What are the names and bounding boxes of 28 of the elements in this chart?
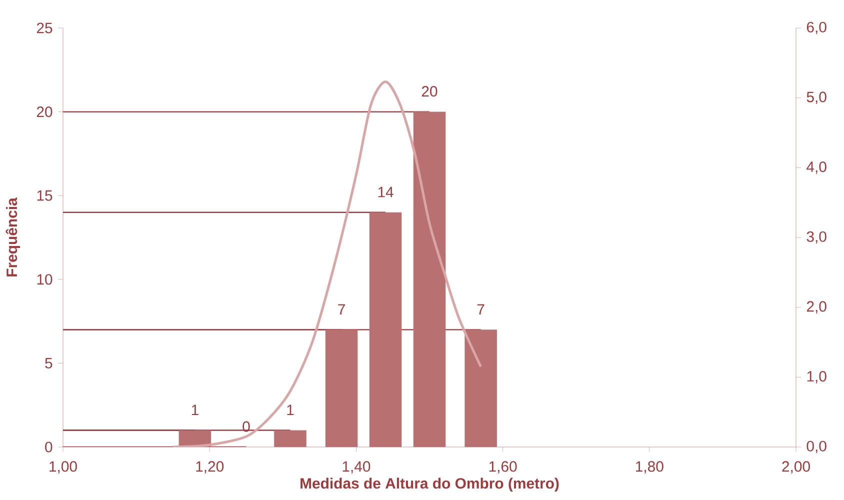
y-tick-label: 25 bbox=[36, 22, 52, 34]
y-axis-title: Frequência bbox=[6, 198, 20, 276]
y2-tick-label: 6,0 bbox=[806, 22, 826, 34]
x-tick-label: 1,80 bbox=[636, 461, 664, 474]
y2-tick-label: 1,0 bbox=[807, 370, 826, 384]
y2-tick-label: 2,0 bbox=[806, 301, 826, 314]
y-tick-label: 5 bbox=[45, 358, 52, 368]
data-label: 0 bbox=[242, 421, 250, 432]
y2-tick-label: 4,0 bbox=[806, 161, 826, 174]
y2-tick-label: 0,0 bbox=[806, 440, 826, 454]
data-label: 14 bbox=[378, 186, 394, 198]
y-tick-label: 0 bbox=[45, 442, 52, 452]
data-label: 7 bbox=[338, 304, 345, 314]
x-tick-label: 1,60 bbox=[489, 461, 517, 474]
x-tick-label: 2,00 bbox=[782, 461, 810, 474]
data-label: 20 bbox=[422, 86, 438, 97]
x-axis-title: Medidas de Altura do Ombro (metro) bbox=[300, 478, 559, 492]
data-label: 1 bbox=[287, 404, 294, 416]
y-tick-label: 20 bbox=[36, 106, 52, 118]
x-tick-label: 1,00 bbox=[50, 461, 77, 474]
x-tick-label: 1,40 bbox=[342, 461, 370, 474]
y-tick-label: 15 bbox=[37, 190, 52, 201]
y2-tick-label: 5,0 bbox=[806, 92, 826, 104]
y2-tick-label: 3,0 bbox=[806, 231, 826, 244]
x-tick-label: 1,20 bbox=[196, 461, 224, 474]
data-label: 1 bbox=[192, 404, 198, 416]
data-label: 7 bbox=[477, 304, 484, 314]
y-tick-label: 10 bbox=[37, 274, 52, 285]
════════
WHAT NEEDS TO BE DONE:
Please express every line of the records above as a Markdown table with two columns, Row and Line, numbering the rows and skipping blank lines. Leave the pictures out.

THE REPLY:
| Row | Line |
|---|---|
| 1 | What are the names and bounding boxes of 28 of the elements in this chart? |
| 2 | y-tick-label: 25 bbox=[36, 22, 52, 34] |
| 3 | y-axis-title: Frequência bbox=[6, 198, 20, 276] |
| 4 | y2-tick-label: 6,0 bbox=[806, 22, 826, 34] |
| 5 | x-tick-label: 1,80 bbox=[636, 461, 664, 474] |
| 6 | y2-tick-label: 1,0 bbox=[807, 370, 826, 384] |
| 7 | y2-tick-label: 2,0 bbox=[806, 301, 826, 314] |
| 8 | y-tick-label: 5 bbox=[45, 358, 52, 368] |
| 9 | data-label: 0 bbox=[242, 421, 250, 432] |
| 10 | y2-tick-label: 4,0 bbox=[806, 161, 826, 174] |
| 11 | y2-tick-label: 0,0 bbox=[806, 440, 826, 454] |
| 12 | data-label: 14 bbox=[378, 186, 394, 198] |
| 13 | y-tick-label: 0 bbox=[45, 442, 52, 452] |
| 14 | data-label: 7 bbox=[338, 304, 345, 314] |
| 15 | x-tick-label: 1,60 bbox=[489, 461, 517, 474] |
| 16 | x-tick-label: 2,00 bbox=[782, 461, 810, 474] |
| 17 | data-label: 20 bbox=[422, 86, 438, 97] |
| 18 | x-axis-title: Medidas de Altura do Ombro (metro) bbox=[300, 478, 559, 492] |
| 19 | data-label: 1 bbox=[287, 404, 294, 416] |
| 20 | y-tick-label: 20 bbox=[36, 106, 52, 118] |
| 21 | x-tick-label: 1,00 bbox=[50, 461, 77, 474] |
| 22 | x-tick-label: 1,40 bbox=[342, 461, 370, 474] |
| 23 | y-tick-label: 15 bbox=[37, 190, 52, 201] |
| 24 | y2-tick-label: 5,0 bbox=[806, 92, 826, 104] |
| 25 | y2-tick-label: 3,0 bbox=[806, 231, 826, 244] |
| 26 | x-tick-label: 1,20 bbox=[196, 461, 224, 474] |
| 27 | data-label: 1 bbox=[192, 404, 198, 416] |
| 28 | data-label: 7 bbox=[477, 304, 484, 314] |
| 29 | y-tick-label: 10 bbox=[37, 274, 52, 285] |